Lines containing the word "Loss" are the ones to copy from the records below.

[Figure dataset records]
▬▬▬
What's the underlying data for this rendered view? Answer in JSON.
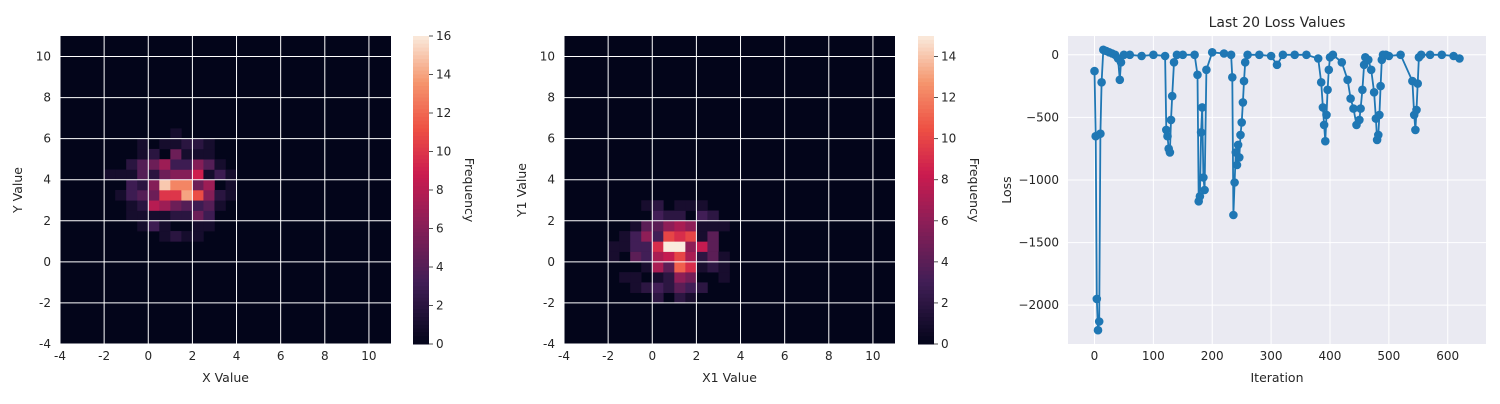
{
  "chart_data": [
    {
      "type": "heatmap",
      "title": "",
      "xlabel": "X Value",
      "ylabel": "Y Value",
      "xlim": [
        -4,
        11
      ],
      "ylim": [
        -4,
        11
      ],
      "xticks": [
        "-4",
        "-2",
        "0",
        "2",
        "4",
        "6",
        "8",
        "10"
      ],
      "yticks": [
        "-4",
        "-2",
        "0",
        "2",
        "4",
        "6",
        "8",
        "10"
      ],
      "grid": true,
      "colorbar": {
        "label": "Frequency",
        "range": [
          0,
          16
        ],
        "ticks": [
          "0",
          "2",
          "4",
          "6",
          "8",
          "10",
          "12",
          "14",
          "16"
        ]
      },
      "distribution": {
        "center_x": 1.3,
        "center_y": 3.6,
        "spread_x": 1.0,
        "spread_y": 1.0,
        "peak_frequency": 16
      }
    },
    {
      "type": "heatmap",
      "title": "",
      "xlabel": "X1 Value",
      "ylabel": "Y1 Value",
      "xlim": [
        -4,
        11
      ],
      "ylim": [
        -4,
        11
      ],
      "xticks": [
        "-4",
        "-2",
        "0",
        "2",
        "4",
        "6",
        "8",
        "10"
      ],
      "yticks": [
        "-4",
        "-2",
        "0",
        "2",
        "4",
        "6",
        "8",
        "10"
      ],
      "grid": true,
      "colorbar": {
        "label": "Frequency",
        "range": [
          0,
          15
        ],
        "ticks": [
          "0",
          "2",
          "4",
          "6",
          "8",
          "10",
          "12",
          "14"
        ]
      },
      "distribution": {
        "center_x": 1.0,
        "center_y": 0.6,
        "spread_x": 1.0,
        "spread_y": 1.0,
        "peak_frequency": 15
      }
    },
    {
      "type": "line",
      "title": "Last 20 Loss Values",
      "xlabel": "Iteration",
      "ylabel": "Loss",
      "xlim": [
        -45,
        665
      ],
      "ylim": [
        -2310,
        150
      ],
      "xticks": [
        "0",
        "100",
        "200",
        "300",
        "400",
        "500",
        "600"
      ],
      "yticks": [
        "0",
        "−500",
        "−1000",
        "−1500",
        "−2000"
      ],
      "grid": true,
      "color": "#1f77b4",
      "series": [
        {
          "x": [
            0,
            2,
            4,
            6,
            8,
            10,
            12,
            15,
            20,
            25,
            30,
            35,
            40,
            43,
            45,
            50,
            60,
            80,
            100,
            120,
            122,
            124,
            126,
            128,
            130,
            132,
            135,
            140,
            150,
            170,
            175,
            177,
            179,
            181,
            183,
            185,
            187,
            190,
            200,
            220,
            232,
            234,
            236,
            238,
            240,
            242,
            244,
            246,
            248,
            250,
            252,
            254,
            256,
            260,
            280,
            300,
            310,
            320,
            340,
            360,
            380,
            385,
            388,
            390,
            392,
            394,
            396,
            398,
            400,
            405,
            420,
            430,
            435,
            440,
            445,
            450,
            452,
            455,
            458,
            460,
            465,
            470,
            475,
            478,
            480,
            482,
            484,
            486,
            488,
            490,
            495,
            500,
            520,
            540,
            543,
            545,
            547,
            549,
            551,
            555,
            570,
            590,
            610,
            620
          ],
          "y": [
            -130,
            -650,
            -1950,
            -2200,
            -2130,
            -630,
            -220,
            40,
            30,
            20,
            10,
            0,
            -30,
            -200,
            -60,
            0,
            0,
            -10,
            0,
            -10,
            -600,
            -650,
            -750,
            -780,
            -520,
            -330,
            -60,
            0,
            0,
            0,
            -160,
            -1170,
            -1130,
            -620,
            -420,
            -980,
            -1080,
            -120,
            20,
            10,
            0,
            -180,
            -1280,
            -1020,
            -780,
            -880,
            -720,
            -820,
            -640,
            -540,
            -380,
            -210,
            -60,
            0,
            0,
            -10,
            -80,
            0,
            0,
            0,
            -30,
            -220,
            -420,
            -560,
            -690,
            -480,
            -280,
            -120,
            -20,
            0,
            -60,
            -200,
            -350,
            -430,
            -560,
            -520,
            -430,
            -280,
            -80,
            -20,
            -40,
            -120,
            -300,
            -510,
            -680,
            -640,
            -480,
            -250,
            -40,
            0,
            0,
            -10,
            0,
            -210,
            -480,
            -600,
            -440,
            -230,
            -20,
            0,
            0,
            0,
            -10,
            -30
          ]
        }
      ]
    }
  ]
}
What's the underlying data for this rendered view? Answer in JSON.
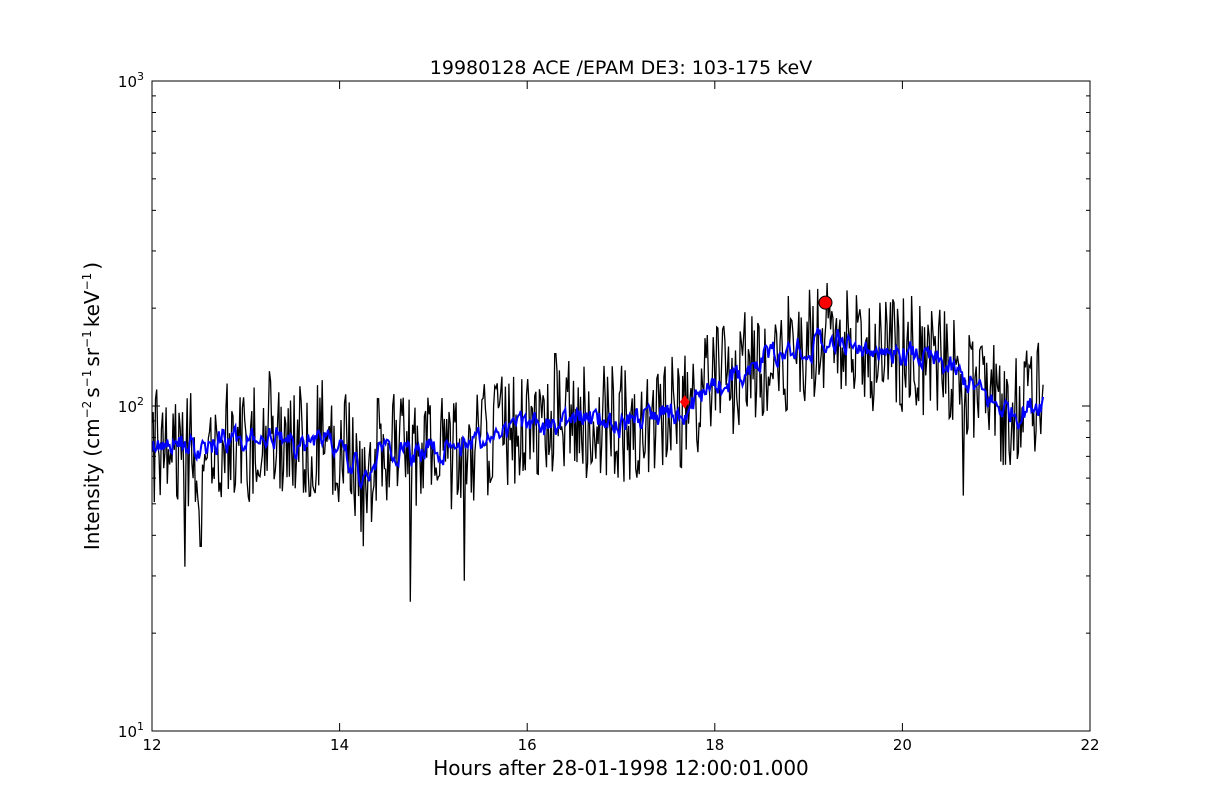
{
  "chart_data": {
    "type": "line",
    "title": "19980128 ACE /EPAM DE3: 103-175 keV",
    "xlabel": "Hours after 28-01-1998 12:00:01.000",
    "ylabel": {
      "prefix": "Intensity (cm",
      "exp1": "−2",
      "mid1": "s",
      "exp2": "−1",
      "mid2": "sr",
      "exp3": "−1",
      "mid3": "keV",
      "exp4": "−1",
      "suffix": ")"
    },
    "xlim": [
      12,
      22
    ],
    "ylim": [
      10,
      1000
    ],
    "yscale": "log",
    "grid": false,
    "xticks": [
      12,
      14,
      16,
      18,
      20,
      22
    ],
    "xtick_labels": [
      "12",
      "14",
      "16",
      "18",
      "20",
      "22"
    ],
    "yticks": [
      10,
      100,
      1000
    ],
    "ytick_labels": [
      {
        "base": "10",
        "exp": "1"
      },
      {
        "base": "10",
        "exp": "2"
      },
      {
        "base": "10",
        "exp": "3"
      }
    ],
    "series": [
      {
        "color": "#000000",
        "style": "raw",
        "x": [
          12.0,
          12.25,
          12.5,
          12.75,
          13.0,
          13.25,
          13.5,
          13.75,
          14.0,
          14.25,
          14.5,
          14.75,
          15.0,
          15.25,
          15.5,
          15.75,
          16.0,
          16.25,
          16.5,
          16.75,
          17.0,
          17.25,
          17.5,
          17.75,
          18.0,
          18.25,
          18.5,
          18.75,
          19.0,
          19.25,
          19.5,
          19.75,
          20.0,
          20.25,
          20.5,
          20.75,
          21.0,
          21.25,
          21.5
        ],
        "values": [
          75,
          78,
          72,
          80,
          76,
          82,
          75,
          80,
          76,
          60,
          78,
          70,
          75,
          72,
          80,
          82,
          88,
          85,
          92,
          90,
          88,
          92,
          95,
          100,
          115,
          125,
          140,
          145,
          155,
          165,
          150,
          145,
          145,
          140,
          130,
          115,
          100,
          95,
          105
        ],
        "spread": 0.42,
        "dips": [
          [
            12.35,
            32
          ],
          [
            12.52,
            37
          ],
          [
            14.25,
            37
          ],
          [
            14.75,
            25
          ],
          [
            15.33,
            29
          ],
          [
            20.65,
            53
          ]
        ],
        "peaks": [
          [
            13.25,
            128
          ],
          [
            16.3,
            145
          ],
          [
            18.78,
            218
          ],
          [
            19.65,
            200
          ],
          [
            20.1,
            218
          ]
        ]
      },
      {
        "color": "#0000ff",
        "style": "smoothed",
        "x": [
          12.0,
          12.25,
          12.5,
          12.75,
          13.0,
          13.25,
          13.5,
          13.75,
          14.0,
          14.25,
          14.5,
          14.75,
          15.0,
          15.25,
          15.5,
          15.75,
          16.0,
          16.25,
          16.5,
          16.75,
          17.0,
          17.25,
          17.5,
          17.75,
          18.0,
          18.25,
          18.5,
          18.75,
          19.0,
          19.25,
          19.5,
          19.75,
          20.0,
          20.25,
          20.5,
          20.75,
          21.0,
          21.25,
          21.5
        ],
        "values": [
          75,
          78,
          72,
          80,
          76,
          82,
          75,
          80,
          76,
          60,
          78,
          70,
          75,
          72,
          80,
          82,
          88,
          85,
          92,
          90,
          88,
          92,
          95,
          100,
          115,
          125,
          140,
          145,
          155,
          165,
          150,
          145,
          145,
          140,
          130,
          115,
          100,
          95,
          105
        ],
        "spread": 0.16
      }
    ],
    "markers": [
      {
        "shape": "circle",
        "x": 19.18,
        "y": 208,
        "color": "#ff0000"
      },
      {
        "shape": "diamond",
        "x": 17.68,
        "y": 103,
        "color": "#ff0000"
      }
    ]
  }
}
▬▬▬
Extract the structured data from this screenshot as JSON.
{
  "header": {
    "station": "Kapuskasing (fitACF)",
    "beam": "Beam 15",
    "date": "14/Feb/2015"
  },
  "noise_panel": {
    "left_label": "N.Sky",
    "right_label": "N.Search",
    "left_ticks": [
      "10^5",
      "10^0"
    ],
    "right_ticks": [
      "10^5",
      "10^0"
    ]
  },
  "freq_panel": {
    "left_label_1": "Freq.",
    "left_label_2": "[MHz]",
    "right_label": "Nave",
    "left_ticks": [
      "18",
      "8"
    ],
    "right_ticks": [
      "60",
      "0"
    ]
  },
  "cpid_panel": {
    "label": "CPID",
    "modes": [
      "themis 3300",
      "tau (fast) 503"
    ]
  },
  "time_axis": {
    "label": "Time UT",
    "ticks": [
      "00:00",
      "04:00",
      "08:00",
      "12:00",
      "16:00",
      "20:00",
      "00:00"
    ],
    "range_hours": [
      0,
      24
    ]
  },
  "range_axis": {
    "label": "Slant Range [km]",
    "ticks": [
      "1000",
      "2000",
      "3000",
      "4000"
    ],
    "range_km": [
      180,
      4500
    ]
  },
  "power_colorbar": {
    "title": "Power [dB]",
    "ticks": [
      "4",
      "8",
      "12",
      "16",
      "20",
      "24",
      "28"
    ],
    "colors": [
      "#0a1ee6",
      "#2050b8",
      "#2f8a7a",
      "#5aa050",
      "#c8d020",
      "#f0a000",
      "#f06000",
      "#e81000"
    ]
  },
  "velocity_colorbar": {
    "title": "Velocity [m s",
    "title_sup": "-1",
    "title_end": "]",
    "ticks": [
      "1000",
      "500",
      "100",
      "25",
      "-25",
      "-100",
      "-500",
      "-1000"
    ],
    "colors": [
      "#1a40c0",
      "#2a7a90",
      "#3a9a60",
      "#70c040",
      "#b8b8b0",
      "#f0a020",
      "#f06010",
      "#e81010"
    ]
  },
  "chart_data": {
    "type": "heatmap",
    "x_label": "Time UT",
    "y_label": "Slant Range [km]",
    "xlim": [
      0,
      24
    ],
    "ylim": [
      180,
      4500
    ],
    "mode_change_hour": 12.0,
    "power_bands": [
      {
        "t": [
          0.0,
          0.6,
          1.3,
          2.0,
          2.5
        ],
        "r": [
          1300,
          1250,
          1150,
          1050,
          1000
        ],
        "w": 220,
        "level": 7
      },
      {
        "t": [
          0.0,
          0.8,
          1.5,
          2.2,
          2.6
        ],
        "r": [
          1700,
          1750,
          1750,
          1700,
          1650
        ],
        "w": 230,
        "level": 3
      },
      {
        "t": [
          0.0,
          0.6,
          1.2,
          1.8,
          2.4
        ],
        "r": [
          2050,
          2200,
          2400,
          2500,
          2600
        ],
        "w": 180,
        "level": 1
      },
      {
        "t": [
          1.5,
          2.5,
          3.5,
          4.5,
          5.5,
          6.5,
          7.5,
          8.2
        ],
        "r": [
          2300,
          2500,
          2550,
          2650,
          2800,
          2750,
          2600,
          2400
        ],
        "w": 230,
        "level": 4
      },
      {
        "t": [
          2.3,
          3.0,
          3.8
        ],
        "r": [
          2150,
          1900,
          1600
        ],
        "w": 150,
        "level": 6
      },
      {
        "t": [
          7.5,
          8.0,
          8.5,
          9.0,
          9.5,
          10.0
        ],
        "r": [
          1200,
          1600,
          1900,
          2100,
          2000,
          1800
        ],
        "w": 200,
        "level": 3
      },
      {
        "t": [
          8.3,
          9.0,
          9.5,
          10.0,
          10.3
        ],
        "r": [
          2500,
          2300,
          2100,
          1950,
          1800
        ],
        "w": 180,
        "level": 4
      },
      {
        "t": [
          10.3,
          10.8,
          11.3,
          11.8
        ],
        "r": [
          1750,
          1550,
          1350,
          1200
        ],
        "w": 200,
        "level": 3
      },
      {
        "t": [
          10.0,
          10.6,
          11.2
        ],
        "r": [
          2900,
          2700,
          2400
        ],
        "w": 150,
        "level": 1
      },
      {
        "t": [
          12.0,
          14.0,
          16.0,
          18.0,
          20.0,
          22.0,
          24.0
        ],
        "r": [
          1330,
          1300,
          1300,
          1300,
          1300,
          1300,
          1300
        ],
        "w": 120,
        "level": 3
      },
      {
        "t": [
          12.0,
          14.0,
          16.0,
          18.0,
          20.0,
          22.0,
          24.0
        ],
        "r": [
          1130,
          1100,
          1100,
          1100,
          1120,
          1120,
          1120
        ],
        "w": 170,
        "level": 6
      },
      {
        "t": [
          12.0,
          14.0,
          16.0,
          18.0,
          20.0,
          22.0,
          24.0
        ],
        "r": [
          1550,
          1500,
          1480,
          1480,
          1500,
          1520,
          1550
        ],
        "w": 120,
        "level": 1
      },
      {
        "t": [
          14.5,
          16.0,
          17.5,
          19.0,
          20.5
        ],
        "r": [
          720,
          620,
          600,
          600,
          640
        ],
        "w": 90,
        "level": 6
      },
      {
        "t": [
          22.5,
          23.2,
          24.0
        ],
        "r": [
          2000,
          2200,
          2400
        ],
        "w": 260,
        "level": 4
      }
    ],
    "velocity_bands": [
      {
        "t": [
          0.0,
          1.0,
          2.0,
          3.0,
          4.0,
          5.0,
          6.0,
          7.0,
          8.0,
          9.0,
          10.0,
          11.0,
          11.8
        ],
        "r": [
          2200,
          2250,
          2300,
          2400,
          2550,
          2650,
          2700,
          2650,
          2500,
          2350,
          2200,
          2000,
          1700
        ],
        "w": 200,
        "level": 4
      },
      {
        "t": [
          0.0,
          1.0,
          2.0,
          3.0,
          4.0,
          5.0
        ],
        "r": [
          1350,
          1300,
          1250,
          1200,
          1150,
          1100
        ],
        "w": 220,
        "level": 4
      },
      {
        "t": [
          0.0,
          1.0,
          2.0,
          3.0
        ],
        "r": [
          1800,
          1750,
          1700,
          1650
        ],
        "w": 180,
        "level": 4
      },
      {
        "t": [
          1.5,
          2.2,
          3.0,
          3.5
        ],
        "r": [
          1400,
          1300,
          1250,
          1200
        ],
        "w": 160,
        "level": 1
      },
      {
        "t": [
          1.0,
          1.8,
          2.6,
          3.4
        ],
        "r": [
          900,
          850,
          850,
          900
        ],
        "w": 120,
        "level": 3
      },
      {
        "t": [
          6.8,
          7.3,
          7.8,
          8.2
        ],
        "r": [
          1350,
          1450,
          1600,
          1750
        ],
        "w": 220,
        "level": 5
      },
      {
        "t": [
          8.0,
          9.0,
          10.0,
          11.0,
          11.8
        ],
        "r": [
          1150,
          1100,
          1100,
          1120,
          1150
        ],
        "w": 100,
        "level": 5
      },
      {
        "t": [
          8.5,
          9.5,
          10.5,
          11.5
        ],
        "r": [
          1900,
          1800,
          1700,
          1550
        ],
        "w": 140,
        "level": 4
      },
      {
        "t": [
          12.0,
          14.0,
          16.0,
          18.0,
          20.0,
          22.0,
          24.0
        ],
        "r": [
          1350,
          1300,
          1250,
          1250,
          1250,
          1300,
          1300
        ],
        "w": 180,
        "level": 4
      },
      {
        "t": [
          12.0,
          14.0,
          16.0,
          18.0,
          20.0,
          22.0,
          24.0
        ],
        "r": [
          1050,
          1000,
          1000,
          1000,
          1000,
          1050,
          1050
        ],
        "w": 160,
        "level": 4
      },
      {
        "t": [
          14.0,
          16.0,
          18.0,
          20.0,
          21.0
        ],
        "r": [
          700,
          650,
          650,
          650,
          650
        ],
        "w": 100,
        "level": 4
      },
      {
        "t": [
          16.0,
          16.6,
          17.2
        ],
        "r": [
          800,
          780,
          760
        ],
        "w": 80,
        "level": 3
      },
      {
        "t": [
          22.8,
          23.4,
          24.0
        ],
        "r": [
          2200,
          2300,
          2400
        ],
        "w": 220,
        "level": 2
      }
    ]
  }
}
▬▬▬
→ **Response**:
      "title": "Last 20 Loss Values",
      "ylabel": "Loss",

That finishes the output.